- **Set exercise**: Render the data below as a numbered list, one line per item, skipping blank lines and omitting the pictures.

- **Records**:
..........

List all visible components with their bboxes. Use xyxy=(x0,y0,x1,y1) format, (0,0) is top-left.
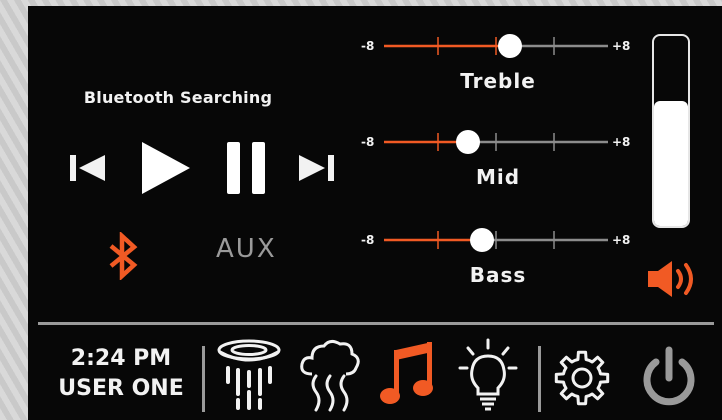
gear-icon[interactable] xyxy=(552,348,612,408)
equalizer: -8 +8 Treble -8 +8 Mid -8 +8 Bass xyxy=(361,34,630,287)
previous-track-icon[interactable] xyxy=(68,152,108,184)
pause-icon[interactable] xyxy=(224,140,268,196)
clock-time: 2:24 PM xyxy=(70,346,172,371)
music-note-icon[interactable] xyxy=(378,340,436,408)
bluetooth-icon[interactable] xyxy=(108,232,138,280)
eq-max-label: +8 xyxy=(612,135,630,149)
control-panel-screen: Bluetooth Searching AUX -8 +8 Treble -8 +8 Mi… xyxy=(28,6,722,420)
light-bulb-icon[interactable] xyxy=(456,338,520,414)
steam-icon[interactable] xyxy=(298,336,362,414)
eq-min-label: -8 xyxy=(361,233,374,247)
eq-label-bass: Bass xyxy=(470,263,527,287)
speaker-volume-icon[interactable] xyxy=(646,258,702,300)
vertical-divider xyxy=(538,346,541,412)
eq-min-label: -8 xyxy=(361,39,374,53)
vertical-divider xyxy=(202,346,205,412)
eq-min-label: -8 xyxy=(361,135,374,149)
eq-label-treble: Treble xyxy=(460,69,536,93)
eq-knob-treble[interactable] xyxy=(498,34,522,58)
clock-display: 2:24 PM USER ONE xyxy=(42,344,200,404)
eq-max-label: +8 xyxy=(612,233,630,247)
bluetooth-status-text: Bluetooth Searching xyxy=(83,88,273,107)
play-icon[interactable] xyxy=(138,138,194,198)
eq-max-label: +8 xyxy=(612,39,630,53)
volume-level-fill xyxy=(654,100,688,226)
rain-shower-icon[interactable] xyxy=(216,338,282,414)
eq-knob-mid[interactable] xyxy=(456,130,480,154)
aux-source-button[interactable]: AUX xyxy=(216,234,277,264)
eq-label-mid: Mid xyxy=(476,165,520,189)
horizontal-divider xyxy=(38,322,714,325)
power-icon[interactable] xyxy=(638,344,700,410)
eq-knob-bass[interactable] xyxy=(470,228,494,252)
volume-slider[interactable] xyxy=(652,34,690,228)
next-track-icon[interactable] xyxy=(296,152,336,184)
user-name: USER ONE xyxy=(58,376,184,401)
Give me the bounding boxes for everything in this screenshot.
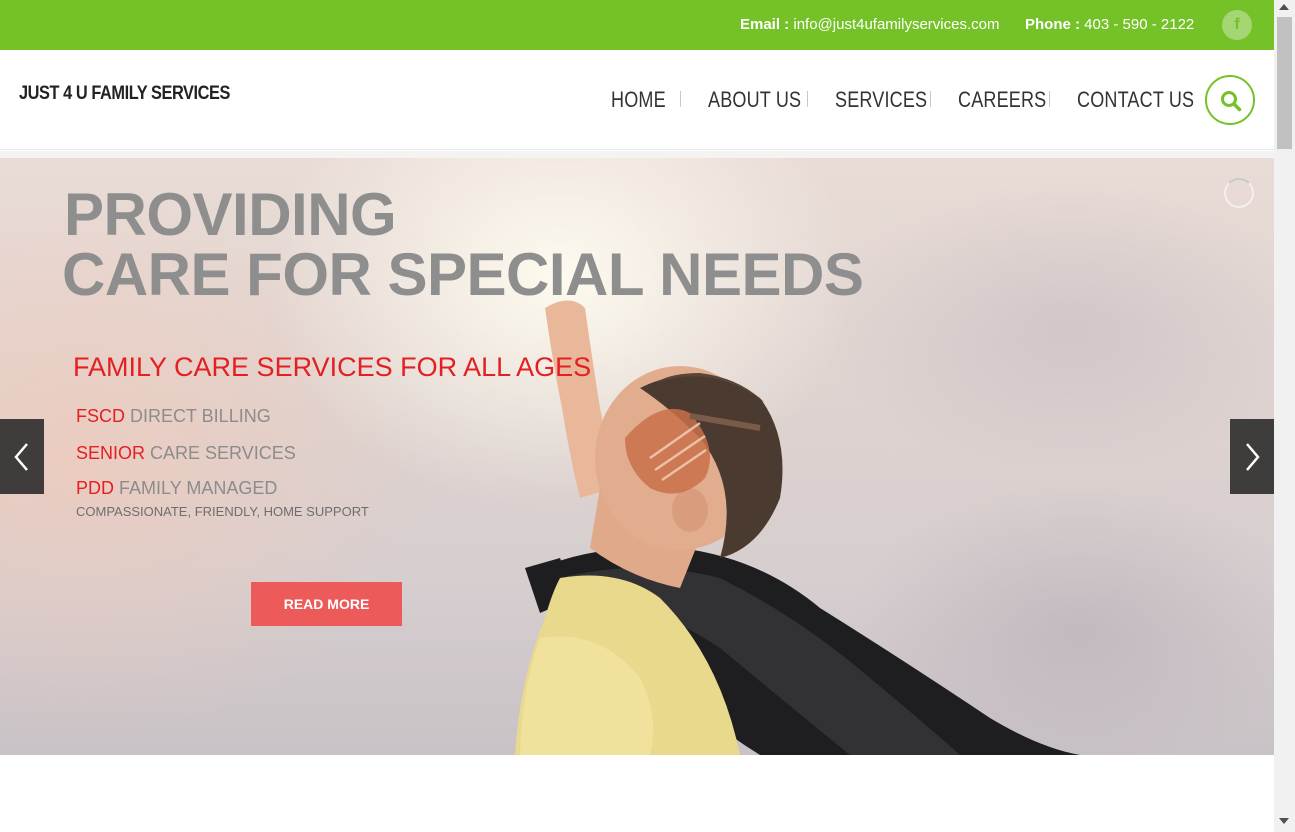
hero-slider: PROVIDING CARE FOR SPECIAL NEEDS FAMILY … (0, 158, 1274, 755)
chevron-left-icon (14, 443, 28, 471)
hero-title-line1: PROVIDING (64, 181, 397, 248)
hero-title-line2: CARE FOR SPECIAL NEEDS (62, 241, 864, 308)
feature-text: CARE SERVICES (145, 443, 296, 463)
page-scrollbar[interactable] (1274, 0, 1295, 832)
nav-divider (1049, 91, 1050, 107)
nav-divider (807, 91, 808, 107)
feature-text: DIRECT BILLING (125, 406, 271, 426)
feature-senior: SENIOR CARE SERVICES (76, 443, 296, 464)
nav-item-about-us[interactable]: ABOUT US (708, 87, 801, 113)
nav-item-careers[interactable]: CAREERS (958, 87, 1046, 113)
contact-email[interactable]: Email : info@just4ufamilyservices.com (740, 16, 1000, 33)
slider-loader-icon (1224, 178, 1254, 208)
feature-fscd: FSCD DIRECT BILLING (76, 406, 271, 427)
chevron-right-icon (1246, 443, 1260, 471)
feature-highlight: SENIOR (76, 443, 146, 463)
feature-text: FAMILY MANAGED (114, 478, 278, 498)
main-nav: HOME ABOUT US SERVICES CAREERS CONTACT U… (0, 50, 1274, 150)
scroll-up-arrow-icon[interactable] (1279, 4, 1289, 10)
feature-highlight: PDD (76, 478, 115, 498)
scroll-down-arrow-icon[interactable] (1279, 818, 1289, 824)
nav-divider (930, 91, 931, 107)
nav-divider (680, 91, 681, 107)
scrollbar-thumb[interactable] (1277, 17, 1292, 149)
slider-prev-button[interactable] (0, 419, 44, 494)
header-divider (0, 151, 1274, 158)
slider-next-button[interactable] (1230, 419, 1274, 494)
search-button[interactable] (1205, 75, 1255, 125)
hero-subtitle: FAMILY CARE SERVICES FOR ALL AGES (73, 352, 592, 382)
nav-item-contact-us[interactable]: CONTACT US (1077, 87, 1194, 113)
top-contact-bar: Email : info@just4ufamilyservices.com Ph… (0, 0, 1274, 50)
feature-pdd: PDD FAMILY MANAGED (76, 478, 277, 499)
nav-item-services[interactable]: SERVICES (835, 87, 927, 113)
facebook-icon[interactable]: f (1222, 10, 1252, 40)
feature-highlight: FSCD (76, 406, 125, 426)
phone-label: Phone : (1025, 16, 1080, 33)
hero-tagline: COMPASSIONATE, FRIENDLY, HOME SUPPORT (76, 504, 369, 519)
search-icon (1221, 91, 1242, 112)
contact-phone: Phone : 403 - 590 - 2122 (1025, 16, 1194, 33)
phone-value: 403 - 590 - 2122 (1084, 16, 1195, 33)
nav-item-home[interactable]: HOME (611, 87, 666, 113)
site-header: JUST 4 U FAMILY SERVICES HOME ABOUT US S… (0, 50, 1274, 150)
email-label: Email : (740, 16, 790, 33)
email-value[interactable]: info@just4ufamilyservices.com (793, 16, 999, 33)
read-more-button[interactable]: READ MORE (251, 582, 402, 626)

..........

- **Task output**:
1. List all visible components with their bboxes. Use xyxy=(x0,y0,x1,y1) format, (0,0) is top-left.
2. gear-icon[interactable] xyxy=(552,348,612,408)
3. equalizer: -8 +8 Treble -8 +8 Mid -8 +8 Bass xyxy=(361,34,630,287)
4. previous-track-icon[interactable] xyxy=(68,152,108,184)
5. pause-icon[interactable] xyxy=(224,140,268,196)
6. clock-time: 2:24 PM xyxy=(70,346,172,371)
7. music-note-icon[interactable] xyxy=(378,340,436,408)
8. bluetooth-icon[interactable] xyxy=(108,232,138,280)
9. eq-max-label: +8 xyxy=(612,135,630,149)
10. control-panel-screen: Bluetooth Searching AUX -8 +8 Treble -8 +8 Mi… xyxy=(28,6,722,420)
11. light-bulb-icon[interactable] xyxy=(456,338,520,414)
12. steam-icon[interactable] xyxy=(298,336,362,414)
13. eq-min-label: -8 xyxy=(361,233,374,247)
14. eq-label-bass: Bass xyxy=(470,263,527,287)
15. speaker-volume-icon[interactable] xyxy=(646,258,702,300)
16. vertical-divider xyxy=(538,346,541,412)
17. eq-min-label: -8 xyxy=(361,39,374,53)
18. vertical-divider xyxy=(202,346,205,412)
19. eq-min-label: -8 xyxy=(361,135,374,149)
20. eq-label-treble: Treble xyxy=(460,69,536,93)
21. eq-knob-treble[interactable] xyxy=(498,34,522,58)
22. clock-display: 2:24 PM USER ONE xyxy=(42,344,200,404)
23. eq-max-label: +8 xyxy=(612,233,630,247)
24. bluetooth-status-text: Bluetooth Searching xyxy=(83,88,273,107)
25. play-icon[interactable] xyxy=(138,138,194,198)
26. eq-max-label: +8 xyxy=(612,39,630,53)
27. volume-level-fill xyxy=(654,100,688,226)
28. rain-shower-icon[interactable] xyxy=(216,338,282,414)
29. eq-knob-mid[interactable] xyxy=(456,130,480,154)
30. aux-source-button[interactable]: AUX xyxy=(216,234,277,264)
31. eq-label-mid: Mid xyxy=(476,165,520,189)
32. horizontal-divider xyxy=(38,322,714,325)
33. power-icon[interactable] xyxy=(638,344,700,410)
34. eq-knob-bass[interactable] xyxy=(470,228,494,252)
35. volume-slider[interactable] xyxy=(652,34,690,228)
36. next-track-icon[interactable] xyxy=(296,152,336,184)
37. user-name: USER ONE xyxy=(58,376,184,401)
38. Give me the bounding boxes for everything in this screenshot.
39. hero-slider: PROVIDING CARE FOR SPECIAL NEEDS FAMILY … (0, 158, 1274, 755)
40. chevron-left-icon (14, 443, 28, 471)
41. hero-title-line1: PROVIDING (64, 181, 397, 248)
42. hero-title-line2: CARE FOR SPECIAL NEEDS (62, 241, 864, 308)
43. feature-text: CARE SERVICES (145, 443, 296, 463)
44. page-scrollbar[interactable] (1274, 0, 1295, 832)
45. nav-divider (1049, 91, 1050, 107)
46. nav-divider (807, 91, 808, 107)
47. feature-text: DIRECT BILLING (125, 406, 271, 426)
48. feature-senior: SENIOR CARE SERVICES (76, 443, 296, 464)
49. nav-item-about-us[interactable]: ABOUT US (708, 87, 801, 113)
50. nav-item-careers[interactable]: CAREERS (958, 87, 1046, 113)
51. contact-email[interactable]: Email : info@just4ufamilyservices.com (740, 16, 1000, 33)
52. slider-loader-icon (1224, 178, 1254, 208)
53. feature-fscd: FSCD DIRECT BILLING (76, 406, 271, 427)
54. chevron-right-icon (1246, 443, 1260, 471)
55. feature-highlight: SENIOR (76, 443, 146, 463)
56. feature-text: FAMILY MANAGED (114, 478, 278, 498)
57. main-nav: HOME ABOUT US SERVICES CAREERS CONTACT U… (0, 50, 1274, 150)
58. scroll-up-arrow-icon[interactable] (1279, 4, 1289, 10)
59. feature-highlight: PDD (76, 478, 115, 498)
60. scroll-down-arrow-icon[interactable] (1279, 818, 1289, 824)
61. nav-divider (930, 91, 931, 107)
62. nav-divider (680, 91, 681, 107)
63. scrollbar-thumb[interactable] (1277, 17, 1292, 149)
64. slider-prev-button[interactable] (0, 419, 44, 494)
65. header-divider (0, 151, 1274, 158)
66. slider-next-button[interactable] (1230, 419, 1274, 494)
67. search-button[interactable] (1205, 75, 1255, 125)
68. hero-subtitle: FAMILY CARE SERVICES FOR ALL AGES (73, 352, 592, 382)
69. nav-item-contact-us[interactable]: CONTACT US (1077, 87, 1194, 113)
70. top-contact-bar: Email : info@just4ufamilyservices.com Ph… (0, 0, 1274, 50)
71. feature-pdd: PDD FAMILY MANAGED (76, 478, 277, 499)
72. nav-item-services[interactable]: SERVICES (835, 87, 927, 113)
73. facebook-icon[interactable]: f (1222, 10, 1252, 40)
74. feature-highlight: FSCD (76, 406, 125, 426)
75. phone-label: Phone : (1025, 16, 1080, 33)
76. hero-tagline: COMPASSIONATE, FRIENDLY, HOME SUPPORT (76, 504, 369, 519)
77. search-icon (1221, 91, 1242, 112)
78. contact-phone: Phone : 403 - 590 - 2122 (1025, 16, 1194, 33)
79. phone-value: 403 - 590 - 2122 (1084, 16, 1195, 33)
80. nav-item-home[interactable]: HOME (611, 87, 666, 113)
81. site-header: JUST 4 U FAMILY SERVICES HOME ABOUT US S… (0, 50, 1274, 150)
82. email-label: Email : (740, 16, 790, 33)
83. email-value[interactable]: info@just4ufamilyservices.com (793, 16, 999, 33)
84. read-more-button[interactable]: READ MORE (251, 582, 402, 626)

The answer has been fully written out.